Pull out every line from the listing that has the word "χαρακτήρες".

** START TASK INPUT **

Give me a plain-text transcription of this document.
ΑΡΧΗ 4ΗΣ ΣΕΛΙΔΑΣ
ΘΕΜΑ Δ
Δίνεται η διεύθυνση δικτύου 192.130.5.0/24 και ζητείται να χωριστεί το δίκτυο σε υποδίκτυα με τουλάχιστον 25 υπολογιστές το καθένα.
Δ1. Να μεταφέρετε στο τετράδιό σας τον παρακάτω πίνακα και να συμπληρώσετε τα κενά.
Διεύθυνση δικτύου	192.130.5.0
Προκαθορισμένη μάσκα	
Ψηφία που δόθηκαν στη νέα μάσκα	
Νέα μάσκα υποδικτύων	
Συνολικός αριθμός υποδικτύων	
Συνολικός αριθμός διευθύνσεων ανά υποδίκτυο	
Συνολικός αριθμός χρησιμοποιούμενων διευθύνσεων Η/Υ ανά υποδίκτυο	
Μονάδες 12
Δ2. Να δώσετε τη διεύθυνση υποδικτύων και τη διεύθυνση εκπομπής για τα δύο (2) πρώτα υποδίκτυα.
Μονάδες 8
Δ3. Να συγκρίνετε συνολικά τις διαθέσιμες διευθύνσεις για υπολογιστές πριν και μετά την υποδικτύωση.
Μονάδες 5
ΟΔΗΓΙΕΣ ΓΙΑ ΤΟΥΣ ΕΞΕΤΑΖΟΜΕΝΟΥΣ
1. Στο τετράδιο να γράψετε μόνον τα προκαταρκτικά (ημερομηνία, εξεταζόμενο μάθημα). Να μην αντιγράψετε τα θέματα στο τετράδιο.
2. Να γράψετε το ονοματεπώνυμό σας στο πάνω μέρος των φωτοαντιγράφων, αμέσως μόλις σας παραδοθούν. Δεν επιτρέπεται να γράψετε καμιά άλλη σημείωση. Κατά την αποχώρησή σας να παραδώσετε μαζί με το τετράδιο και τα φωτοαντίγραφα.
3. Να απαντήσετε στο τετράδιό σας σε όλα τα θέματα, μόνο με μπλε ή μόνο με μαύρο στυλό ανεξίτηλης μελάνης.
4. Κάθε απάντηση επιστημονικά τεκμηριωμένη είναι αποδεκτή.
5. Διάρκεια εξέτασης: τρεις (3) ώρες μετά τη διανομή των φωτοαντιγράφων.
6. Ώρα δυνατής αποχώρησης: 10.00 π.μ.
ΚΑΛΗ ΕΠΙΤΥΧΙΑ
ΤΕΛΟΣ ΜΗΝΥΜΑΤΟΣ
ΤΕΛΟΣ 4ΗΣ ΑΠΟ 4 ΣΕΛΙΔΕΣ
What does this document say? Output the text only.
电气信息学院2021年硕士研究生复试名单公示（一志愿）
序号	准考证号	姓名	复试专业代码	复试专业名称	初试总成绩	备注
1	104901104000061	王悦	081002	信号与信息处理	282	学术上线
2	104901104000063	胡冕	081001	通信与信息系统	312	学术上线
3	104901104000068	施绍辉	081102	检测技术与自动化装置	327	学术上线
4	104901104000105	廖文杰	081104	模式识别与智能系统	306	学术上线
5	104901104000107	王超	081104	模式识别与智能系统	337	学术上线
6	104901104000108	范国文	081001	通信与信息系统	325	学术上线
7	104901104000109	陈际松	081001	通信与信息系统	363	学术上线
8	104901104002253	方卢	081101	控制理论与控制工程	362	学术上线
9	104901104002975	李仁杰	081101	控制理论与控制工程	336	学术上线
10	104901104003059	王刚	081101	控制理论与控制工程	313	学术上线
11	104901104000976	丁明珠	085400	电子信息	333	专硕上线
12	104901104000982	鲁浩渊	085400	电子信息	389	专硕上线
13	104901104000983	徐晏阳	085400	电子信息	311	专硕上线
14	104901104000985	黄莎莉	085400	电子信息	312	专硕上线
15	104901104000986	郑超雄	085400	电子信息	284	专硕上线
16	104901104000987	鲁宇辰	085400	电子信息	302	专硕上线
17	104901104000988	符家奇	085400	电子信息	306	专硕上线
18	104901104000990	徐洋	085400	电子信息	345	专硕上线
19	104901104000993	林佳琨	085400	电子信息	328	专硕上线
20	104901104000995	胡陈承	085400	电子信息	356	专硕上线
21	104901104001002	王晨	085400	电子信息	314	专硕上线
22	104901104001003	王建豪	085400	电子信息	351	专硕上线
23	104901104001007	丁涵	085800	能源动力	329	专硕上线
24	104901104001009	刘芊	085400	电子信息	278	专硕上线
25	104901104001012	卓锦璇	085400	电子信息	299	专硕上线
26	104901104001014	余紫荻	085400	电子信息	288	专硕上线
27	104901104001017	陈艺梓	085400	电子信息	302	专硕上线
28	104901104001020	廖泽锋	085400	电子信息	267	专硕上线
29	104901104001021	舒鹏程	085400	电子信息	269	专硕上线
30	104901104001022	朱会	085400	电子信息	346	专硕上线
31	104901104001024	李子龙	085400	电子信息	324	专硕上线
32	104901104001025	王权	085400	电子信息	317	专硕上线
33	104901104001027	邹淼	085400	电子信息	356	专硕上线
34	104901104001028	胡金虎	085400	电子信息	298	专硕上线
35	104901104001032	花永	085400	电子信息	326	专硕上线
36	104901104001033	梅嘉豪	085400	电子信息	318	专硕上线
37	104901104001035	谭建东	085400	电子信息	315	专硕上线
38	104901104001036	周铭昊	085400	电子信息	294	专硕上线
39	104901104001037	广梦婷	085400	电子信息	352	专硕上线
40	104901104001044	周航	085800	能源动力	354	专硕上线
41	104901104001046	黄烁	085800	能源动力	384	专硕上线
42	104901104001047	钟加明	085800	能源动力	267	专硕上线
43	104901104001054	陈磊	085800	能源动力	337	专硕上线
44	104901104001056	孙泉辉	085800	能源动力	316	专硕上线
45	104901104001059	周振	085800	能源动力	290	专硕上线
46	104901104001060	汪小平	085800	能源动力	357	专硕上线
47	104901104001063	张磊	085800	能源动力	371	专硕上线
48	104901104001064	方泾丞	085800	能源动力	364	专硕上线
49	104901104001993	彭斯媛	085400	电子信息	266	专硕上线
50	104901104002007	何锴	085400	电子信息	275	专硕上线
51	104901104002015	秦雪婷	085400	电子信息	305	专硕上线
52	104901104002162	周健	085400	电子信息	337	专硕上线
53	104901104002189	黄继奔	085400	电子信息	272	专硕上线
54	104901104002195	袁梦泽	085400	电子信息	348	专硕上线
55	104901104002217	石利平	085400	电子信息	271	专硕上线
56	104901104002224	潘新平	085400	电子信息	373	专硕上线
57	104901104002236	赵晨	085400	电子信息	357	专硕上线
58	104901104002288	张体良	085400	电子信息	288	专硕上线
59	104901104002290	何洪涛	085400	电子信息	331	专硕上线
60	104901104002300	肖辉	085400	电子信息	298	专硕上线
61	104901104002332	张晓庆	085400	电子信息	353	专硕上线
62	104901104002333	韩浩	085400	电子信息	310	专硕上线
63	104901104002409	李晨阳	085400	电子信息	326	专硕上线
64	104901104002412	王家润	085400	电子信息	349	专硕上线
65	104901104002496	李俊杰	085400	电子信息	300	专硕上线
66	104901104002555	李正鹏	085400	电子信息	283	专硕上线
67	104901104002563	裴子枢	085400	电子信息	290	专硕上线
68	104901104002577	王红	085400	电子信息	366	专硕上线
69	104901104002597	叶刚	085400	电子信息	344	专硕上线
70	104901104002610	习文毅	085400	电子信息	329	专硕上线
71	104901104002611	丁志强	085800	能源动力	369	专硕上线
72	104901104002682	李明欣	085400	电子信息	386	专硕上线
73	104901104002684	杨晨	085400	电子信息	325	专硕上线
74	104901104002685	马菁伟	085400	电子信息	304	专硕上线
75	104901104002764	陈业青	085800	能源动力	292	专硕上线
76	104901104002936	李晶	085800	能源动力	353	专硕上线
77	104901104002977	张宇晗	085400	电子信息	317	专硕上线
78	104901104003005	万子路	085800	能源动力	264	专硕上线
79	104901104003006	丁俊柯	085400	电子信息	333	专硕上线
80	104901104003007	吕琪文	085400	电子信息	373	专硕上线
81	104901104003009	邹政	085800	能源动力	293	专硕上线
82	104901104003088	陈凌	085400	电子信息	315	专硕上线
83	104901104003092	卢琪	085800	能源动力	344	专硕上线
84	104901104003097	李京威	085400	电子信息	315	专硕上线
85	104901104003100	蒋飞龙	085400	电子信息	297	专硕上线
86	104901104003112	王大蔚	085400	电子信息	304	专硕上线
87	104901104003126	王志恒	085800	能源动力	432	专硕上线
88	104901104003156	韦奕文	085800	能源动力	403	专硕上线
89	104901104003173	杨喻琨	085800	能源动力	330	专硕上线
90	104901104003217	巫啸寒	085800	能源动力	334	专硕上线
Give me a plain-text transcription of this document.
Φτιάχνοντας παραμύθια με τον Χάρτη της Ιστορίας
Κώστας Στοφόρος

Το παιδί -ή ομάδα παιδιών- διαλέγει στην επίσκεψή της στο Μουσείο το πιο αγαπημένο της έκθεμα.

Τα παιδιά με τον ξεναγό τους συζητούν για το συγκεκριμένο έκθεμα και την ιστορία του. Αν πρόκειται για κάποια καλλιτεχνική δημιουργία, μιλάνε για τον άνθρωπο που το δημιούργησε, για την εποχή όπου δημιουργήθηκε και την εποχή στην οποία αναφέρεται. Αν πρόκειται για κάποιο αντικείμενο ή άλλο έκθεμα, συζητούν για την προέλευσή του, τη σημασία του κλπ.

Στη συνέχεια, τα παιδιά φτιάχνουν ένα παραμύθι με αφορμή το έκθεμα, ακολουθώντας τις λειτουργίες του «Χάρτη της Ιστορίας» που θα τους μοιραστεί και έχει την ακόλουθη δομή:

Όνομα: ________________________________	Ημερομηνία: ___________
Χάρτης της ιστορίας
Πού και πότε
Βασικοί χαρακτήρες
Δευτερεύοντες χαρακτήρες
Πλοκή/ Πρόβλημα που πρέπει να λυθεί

** END TASK INPUT **

◆ **OUTPUT OF THE TASK**
Βασικοί χαρακτήρες
Δευτερεύοντες χαρακτήρες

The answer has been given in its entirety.